Figure data in JSON:
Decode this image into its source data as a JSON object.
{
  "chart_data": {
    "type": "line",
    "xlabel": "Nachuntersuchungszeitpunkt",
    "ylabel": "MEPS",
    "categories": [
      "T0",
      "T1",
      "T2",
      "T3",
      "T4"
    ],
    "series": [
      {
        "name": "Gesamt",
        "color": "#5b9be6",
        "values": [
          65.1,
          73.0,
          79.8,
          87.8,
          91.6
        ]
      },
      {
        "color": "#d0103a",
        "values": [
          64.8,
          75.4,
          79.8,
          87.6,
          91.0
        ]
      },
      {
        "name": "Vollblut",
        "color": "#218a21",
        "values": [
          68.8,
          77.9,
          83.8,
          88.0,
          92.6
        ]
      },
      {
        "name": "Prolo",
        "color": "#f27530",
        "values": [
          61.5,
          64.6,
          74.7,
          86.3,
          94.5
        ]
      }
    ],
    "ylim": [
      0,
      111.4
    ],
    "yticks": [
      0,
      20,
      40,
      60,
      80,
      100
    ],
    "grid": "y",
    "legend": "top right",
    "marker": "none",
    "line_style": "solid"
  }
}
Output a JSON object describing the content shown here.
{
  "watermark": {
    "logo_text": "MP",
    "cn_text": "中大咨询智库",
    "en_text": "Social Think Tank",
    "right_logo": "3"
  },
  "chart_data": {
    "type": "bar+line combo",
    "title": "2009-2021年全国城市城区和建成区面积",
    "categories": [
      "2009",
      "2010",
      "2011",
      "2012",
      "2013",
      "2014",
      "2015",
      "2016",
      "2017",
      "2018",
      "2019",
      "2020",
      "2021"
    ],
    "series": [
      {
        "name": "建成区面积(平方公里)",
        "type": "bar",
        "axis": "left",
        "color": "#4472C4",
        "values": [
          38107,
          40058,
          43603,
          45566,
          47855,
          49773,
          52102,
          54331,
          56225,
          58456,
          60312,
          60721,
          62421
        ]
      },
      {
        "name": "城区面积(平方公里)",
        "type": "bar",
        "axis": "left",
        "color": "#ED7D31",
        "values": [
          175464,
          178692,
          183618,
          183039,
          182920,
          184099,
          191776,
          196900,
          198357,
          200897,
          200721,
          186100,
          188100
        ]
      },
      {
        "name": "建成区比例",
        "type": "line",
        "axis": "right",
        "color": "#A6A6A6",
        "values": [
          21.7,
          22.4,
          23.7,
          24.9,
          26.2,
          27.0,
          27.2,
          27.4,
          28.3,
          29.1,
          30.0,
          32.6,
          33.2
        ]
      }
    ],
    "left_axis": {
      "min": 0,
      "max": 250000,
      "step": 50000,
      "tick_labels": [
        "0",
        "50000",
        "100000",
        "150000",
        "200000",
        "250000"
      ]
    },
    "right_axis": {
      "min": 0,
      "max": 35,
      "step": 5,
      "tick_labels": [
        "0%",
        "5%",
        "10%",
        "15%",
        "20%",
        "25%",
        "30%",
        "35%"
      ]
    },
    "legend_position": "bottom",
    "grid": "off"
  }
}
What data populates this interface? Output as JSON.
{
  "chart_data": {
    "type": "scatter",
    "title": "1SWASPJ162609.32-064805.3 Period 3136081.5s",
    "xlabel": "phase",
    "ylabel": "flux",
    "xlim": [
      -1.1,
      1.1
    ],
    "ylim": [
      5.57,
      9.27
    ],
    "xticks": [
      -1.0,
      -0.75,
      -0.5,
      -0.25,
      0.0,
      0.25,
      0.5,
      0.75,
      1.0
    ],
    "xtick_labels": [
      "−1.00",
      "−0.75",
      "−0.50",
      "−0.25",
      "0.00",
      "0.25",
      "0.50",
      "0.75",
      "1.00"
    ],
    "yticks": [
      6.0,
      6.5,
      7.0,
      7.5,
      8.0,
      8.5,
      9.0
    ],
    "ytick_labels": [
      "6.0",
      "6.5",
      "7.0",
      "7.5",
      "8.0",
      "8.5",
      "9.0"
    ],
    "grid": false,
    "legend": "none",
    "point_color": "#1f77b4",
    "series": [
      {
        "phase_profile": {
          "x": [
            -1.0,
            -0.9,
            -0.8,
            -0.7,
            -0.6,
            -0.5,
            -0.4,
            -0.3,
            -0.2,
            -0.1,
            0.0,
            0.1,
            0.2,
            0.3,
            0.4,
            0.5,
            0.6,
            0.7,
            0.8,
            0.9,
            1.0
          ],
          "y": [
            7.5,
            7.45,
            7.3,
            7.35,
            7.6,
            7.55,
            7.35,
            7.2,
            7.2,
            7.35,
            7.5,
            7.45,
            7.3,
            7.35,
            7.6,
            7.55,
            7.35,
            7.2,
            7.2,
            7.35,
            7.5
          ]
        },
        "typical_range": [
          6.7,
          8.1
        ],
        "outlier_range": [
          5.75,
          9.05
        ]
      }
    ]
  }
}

## Directions for this task
Could you quote the material above in full, exactly as it stands?

## Exercise answer
Decode this image into its source data as a JSON object.
{
  "chart_data": {
    "type": "line",
    "xlabel": "Nachuntersuchungszeitpunkt",
    "ylabel": "MEPS",
    "categories": [
      "T0",
      "T1",
      "T2",
      "T3",
      "T4"
    ],
    "series": [
      {
        "name": "Gesamt",
        "color": "#5b9be6",
        "values": [
          65.1,
          73.0,
          79.8,
          87.8,
          91.6
        ]
      },
      {
        "color": "#d0103a",
        "values": [
          64.8,
          75.4,
          79.8,
          87.6,
          91.0
        ]
      },
      {
        "name": "Vollblut",
        "color": "#218a21",
        "values": [
          68.8,
          77.9,
          83.8,
          88.0,
          92.6
        ]
      },
      {
        "name": "Prolo",
        "color": "#f27530",
        "values": [
          61.5,
          64.6,
          74.7,
          86.3,
          94.5
        ]
      }
    ],
    "ylim": [
      0,
      111.4
    ],
    "yticks": [
      0,
      20,
      40,
      60,
      80,
      100
    ],
    "grid": "y",
    "legend": "top right",
    "marker": "none",
    "line_style": "solid"
  }
}
Output a JSON object describing the content shown here.
{
  "watermark": {
    "logo_text": "MP",
    "cn_text": "中大咨询智库",
    "en_text": "Social Think Tank",
    "right_logo": "3"
  },
  "chart_data": {
    "type": "bar+line combo",
    "title": "2009-2021年全国城市城区和建成区面积",
    "categories": [
      "2009",
      "2010",
      "2011",
      "2012",
      "2013",
      "2014",
      "2015",
      "2016",
      "2017",
      "2018",
      "2019",
      "2020",
      "2021"
    ],
    "series": [
      {
        "name": "建成区面积(平方公里)",
        "type": "bar",
        "axis": "left",
        "color": "#4472C4",
        "values": [
          38107,
          40058,
          43603,
          45566,
          47855,
          49773,
          52102,
          54331,
          56225,
          58456,
          60312,
          60721,
          62421
        ]
      },
      {
        "name": "城区面积(平方公里)",
        "type": "bar",
        "axis": "left",
        "color": "#ED7D31",
        "values": [
          175464,
          178692,
          183618,
          183039,
          182920,
          184099,
          191776,
          196900,
          198357,
          200897,
          200721,
          186100,
          188100
        ]
      },
      {
        "name": "建成区比例",
        "type": "line",
        "axis": "right",
        "color": "#A6A6A6",
        "values": [
          21.7,
          22.4,
          23.7,
          24.9,
          26.2,
          27.0,
          27.2,
          27.4,
          28.3,
          29.1,
          30.0,
          32.6,
          33.2
        ]
      }
    ],
    "left_axis": {
      "min": 0,
      "max": 250000,
      "step": 50000,
      "tick_labels": [
        "0",
        "50000",
        "100000",
        "150000",
        "200000",
        "250000"
      ]
    },
    "right_axis": {
      "min": 0,
      "max": 35,
      "step": 5,
      "tick_labels": [
        "0%",
        "5%",
        "10%",
        "15%",
        "20%",
        "25%",
        "30%",
        "35%"
      ]
    },
    "legend_position": "bottom",
    "grid": "off"
  }
}
What data populates this interface? Output as JSON.
{
  "chart_data": {
    "type": "scatter",
    "title": "1SWASPJ162609.32-064805.3 Period 3136081.5s",
    "xlabel": "phase",
    "ylabel": "flux",
    "xlim": [
      -1.1,
      1.1
    ],
    "ylim": [
      5.57,
      9.27
    ],
    "xticks": [
      -1.0,
      -0.75,
      -0.5,
      -0.25,
      0.0,
      0.25,
      0.5,
      0.75,
      1.0
    ],
    "xtick_labels": [
      "−1.00",
      "−0.75",
      "−0.50",
      "−0.25",
      "0.00",
      "0.25",
      "0.50",
      "0.75",
      "1.00"
    ],
    "yticks": [
      6.0,
      6.5,
      7.0,
      7.5,
      8.0,
      8.5,
      9.0
    ],
    "ytick_labels": [
      "6.0",
      "6.5",
      "7.0",
      "7.5",
      "8.0",
      "8.5",
      "9.0"
    ],
    "grid": false,
    "legend": "none",
    "point_color": "#1f77b4",
    "series": [
      {
        "phase_profile": {
          "x": [
            -1.0,
            -0.9,
            -0.8,
            -0.7,
            -0.6,
            -0.5,
            -0.4,
            -0.3,
            -0.2,
            -0.1,
            0.0,
            0.1,
            0.2,
            0.3,
            0.4,
            0.5,
            0.6,
            0.7,
            0.8,
            0.9,
            1.0
          ],
          "y": [
            7.5,
            7.45,
            7.3,
            7.35,
            7.6,
            7.55,
            7.35,
            7.2,
            7.2,
            7.35,
            7.5,
            7.45,
            7.3,
            7.35,
            7.6,
            7.55,
            7.35,
            7.2,
            7.2,
            7.35,
            7.5
          ]
        },
        "typical_range": [
          6.7,
          8.1
        ],
        "outlier_range": [
          5.75,
          9.05
        ]
      }
    ]
  }
}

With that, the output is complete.